▶ **Task to complete**
Copy each line of the entries that contains the word "автомобильным".

(Stored data entries)
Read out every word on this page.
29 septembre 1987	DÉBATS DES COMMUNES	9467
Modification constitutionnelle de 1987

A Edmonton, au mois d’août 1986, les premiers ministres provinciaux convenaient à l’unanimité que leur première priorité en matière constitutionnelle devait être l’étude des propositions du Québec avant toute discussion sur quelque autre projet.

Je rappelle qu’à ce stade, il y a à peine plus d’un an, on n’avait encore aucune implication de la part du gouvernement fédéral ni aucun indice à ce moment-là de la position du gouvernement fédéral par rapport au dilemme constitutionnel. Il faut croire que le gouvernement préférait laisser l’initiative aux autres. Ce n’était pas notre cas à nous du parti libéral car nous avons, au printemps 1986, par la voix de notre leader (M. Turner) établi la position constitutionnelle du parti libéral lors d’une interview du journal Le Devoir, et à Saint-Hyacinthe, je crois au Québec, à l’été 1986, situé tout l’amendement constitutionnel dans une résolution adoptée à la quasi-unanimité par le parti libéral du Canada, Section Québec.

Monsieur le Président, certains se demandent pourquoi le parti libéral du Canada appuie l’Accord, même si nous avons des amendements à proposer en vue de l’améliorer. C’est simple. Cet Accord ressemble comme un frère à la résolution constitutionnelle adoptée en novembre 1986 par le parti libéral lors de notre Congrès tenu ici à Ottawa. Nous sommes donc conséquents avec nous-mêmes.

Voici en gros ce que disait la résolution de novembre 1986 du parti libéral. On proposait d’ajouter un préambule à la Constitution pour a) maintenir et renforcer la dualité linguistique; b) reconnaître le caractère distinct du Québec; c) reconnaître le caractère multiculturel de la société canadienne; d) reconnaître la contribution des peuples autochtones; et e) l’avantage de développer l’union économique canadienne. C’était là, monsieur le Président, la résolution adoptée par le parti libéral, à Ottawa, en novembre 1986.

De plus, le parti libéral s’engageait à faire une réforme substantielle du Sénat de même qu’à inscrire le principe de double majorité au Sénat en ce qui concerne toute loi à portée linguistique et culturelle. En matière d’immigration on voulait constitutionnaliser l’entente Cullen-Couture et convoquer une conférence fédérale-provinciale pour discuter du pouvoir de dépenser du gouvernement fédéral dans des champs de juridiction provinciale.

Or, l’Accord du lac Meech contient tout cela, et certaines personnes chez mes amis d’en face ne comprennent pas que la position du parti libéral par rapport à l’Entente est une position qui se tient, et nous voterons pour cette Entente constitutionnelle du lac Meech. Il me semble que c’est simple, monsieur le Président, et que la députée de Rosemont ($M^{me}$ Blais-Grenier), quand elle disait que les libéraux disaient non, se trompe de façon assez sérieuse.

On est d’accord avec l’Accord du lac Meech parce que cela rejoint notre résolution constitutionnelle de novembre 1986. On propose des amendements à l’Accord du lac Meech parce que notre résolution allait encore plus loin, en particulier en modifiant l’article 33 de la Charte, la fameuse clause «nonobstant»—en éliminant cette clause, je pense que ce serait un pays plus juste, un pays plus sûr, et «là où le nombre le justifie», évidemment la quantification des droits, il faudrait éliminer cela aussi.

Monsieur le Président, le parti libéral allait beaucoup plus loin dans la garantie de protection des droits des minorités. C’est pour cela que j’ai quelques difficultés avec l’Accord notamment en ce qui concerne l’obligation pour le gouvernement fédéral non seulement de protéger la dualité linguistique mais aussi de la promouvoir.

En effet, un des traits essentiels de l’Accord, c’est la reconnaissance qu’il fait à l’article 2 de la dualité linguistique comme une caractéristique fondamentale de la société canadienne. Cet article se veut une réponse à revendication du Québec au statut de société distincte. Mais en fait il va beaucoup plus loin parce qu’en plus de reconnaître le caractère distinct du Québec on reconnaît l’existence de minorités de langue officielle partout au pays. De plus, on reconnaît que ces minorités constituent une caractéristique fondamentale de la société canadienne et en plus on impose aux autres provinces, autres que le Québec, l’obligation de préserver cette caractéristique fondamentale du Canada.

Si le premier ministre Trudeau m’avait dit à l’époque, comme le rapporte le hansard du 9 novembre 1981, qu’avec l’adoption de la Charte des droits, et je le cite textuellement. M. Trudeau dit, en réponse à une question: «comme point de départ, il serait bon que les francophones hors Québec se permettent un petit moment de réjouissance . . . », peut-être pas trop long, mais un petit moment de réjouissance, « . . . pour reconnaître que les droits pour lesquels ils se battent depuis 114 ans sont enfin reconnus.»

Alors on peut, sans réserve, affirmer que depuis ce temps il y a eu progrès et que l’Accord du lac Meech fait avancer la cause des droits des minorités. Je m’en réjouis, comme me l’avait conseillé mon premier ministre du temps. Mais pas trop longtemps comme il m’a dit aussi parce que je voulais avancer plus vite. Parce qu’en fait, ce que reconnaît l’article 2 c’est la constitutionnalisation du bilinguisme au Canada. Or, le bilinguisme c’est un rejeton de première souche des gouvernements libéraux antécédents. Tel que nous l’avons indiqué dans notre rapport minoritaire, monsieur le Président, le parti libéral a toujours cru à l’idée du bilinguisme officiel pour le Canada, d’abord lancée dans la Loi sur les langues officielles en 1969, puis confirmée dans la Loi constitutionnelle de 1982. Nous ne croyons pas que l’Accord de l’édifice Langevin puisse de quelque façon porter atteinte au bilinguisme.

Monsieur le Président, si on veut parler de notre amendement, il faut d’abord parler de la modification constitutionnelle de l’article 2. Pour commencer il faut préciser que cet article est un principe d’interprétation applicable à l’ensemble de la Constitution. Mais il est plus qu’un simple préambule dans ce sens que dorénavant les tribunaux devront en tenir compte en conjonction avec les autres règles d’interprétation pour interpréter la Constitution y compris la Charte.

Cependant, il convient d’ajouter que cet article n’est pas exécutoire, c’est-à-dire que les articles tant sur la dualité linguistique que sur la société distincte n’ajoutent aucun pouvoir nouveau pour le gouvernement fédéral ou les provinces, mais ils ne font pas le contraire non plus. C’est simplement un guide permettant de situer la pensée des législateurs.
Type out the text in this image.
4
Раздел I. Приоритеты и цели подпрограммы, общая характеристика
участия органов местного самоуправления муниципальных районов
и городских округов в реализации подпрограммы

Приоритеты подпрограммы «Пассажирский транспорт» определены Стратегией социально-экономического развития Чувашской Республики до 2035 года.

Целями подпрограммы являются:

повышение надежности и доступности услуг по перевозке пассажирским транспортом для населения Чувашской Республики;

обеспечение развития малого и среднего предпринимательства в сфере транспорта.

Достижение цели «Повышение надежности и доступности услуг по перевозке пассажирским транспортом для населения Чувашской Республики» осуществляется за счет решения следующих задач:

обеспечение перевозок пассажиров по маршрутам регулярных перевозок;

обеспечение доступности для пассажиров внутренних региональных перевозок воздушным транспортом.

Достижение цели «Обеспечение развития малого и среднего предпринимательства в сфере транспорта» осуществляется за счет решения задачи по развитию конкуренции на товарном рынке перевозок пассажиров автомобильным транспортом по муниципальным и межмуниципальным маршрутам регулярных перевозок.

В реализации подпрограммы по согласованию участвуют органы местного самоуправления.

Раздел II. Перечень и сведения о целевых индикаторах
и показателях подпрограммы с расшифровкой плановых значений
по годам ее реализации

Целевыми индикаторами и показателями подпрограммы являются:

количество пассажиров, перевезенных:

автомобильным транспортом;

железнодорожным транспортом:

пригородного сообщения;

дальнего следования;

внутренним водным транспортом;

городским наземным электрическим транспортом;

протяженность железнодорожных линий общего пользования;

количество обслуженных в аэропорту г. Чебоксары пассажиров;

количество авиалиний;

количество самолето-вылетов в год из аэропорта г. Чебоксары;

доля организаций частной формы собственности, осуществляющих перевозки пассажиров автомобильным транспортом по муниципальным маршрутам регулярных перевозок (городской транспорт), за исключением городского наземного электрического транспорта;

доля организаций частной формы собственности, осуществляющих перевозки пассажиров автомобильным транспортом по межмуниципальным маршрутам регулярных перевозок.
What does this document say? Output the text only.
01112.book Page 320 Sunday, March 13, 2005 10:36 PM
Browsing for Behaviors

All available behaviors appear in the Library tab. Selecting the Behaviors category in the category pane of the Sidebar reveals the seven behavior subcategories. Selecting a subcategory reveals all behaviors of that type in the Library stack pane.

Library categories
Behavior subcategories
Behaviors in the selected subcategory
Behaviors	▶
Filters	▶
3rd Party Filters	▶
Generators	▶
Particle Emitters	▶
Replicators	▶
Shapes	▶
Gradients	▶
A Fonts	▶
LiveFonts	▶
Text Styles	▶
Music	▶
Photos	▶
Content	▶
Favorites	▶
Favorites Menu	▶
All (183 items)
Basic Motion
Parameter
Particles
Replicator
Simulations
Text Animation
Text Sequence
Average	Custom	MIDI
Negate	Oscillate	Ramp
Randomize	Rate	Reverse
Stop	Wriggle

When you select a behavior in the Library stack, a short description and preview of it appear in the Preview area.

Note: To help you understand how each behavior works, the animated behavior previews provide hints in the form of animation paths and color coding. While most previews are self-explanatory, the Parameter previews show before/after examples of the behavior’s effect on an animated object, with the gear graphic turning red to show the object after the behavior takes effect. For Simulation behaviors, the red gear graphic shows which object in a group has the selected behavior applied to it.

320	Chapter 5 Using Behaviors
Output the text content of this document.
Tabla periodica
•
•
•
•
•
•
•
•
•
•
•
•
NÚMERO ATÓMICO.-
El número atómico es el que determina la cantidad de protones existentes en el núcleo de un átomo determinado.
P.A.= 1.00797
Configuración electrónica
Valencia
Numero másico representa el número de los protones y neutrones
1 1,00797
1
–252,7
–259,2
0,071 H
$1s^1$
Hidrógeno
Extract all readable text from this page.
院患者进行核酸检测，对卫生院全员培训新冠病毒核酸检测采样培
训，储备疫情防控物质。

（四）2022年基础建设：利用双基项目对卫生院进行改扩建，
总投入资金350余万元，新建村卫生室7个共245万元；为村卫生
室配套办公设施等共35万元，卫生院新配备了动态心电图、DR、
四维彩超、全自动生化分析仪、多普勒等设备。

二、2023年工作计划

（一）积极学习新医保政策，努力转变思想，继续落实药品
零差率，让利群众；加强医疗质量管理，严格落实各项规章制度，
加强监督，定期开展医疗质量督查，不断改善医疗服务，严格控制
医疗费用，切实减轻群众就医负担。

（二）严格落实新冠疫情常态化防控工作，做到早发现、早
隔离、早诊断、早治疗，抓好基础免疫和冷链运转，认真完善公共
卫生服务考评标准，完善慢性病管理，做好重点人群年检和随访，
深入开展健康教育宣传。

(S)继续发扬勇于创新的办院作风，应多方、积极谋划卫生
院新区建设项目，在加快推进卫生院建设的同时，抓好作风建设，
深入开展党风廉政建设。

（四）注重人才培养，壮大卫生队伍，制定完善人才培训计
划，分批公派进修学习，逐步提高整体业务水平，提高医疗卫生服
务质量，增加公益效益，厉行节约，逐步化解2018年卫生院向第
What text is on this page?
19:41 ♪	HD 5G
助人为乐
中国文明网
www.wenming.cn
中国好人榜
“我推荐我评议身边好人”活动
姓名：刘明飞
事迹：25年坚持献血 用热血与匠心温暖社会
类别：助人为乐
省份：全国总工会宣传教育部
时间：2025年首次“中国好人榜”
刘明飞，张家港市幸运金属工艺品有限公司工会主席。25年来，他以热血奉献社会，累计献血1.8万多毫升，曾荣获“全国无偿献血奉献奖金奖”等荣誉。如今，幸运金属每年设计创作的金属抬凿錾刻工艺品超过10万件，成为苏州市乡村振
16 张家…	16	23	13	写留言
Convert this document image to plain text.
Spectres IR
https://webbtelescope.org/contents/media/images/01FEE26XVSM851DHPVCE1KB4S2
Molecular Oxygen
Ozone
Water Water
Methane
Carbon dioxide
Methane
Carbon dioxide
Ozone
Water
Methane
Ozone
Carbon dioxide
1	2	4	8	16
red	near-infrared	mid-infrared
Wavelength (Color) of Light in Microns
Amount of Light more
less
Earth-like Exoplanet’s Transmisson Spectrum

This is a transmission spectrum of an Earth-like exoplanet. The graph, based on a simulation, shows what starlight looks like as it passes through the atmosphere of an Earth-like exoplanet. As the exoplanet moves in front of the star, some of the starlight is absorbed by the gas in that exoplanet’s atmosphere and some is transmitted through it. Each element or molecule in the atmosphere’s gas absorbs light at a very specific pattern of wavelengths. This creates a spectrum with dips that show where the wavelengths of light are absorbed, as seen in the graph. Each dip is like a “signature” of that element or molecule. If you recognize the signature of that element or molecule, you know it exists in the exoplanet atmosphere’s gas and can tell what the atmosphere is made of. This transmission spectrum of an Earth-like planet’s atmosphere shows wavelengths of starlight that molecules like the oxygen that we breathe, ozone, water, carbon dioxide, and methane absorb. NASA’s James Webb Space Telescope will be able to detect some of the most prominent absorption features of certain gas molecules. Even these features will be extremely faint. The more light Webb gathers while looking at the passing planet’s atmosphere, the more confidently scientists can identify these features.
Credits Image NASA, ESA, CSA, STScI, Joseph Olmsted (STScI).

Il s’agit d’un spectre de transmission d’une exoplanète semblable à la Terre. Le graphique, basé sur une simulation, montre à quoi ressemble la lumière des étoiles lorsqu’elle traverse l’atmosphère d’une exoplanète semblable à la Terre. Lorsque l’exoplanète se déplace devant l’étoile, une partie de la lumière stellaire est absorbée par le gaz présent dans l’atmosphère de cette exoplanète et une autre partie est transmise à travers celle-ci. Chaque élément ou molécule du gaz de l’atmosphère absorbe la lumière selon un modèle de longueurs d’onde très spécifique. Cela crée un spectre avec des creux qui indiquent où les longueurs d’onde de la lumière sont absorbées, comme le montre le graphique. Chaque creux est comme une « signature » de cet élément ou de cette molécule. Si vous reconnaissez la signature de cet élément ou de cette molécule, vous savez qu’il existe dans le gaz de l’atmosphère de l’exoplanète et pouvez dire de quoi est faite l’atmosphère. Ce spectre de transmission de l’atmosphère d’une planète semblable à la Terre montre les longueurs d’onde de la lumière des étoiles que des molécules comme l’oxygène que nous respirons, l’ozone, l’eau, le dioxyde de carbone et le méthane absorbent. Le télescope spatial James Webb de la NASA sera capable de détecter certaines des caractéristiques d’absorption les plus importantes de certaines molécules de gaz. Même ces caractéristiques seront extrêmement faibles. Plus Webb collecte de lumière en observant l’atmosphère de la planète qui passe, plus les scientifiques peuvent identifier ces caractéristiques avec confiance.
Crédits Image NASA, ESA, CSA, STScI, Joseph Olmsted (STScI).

▶ **Written response**
Достижение цели «Обеспечение развития малого и среднего предпринимательства в сфере транспорта» осуществляется за счет решения задачи по развитию конкуренции на товарном рынке перевозок пассажиров автомобильным транспортом по муниципальным и межмуниципальным маршрутам регулярных перевозок.
автомобильным транспортом;
доля организаций частной формы собственности, осуществляющих перевозки пассажиров автомобильным транспортом по муниципальным маршрутам регулярных перевозок (городской транспорт), за исключением городского наземного электрического транспорта;
доля организаций частной формы собственности, осуществляющих перевозки пассажиров автомобильным транспортом по межмуниципальным маршрутам регулярных перевозок.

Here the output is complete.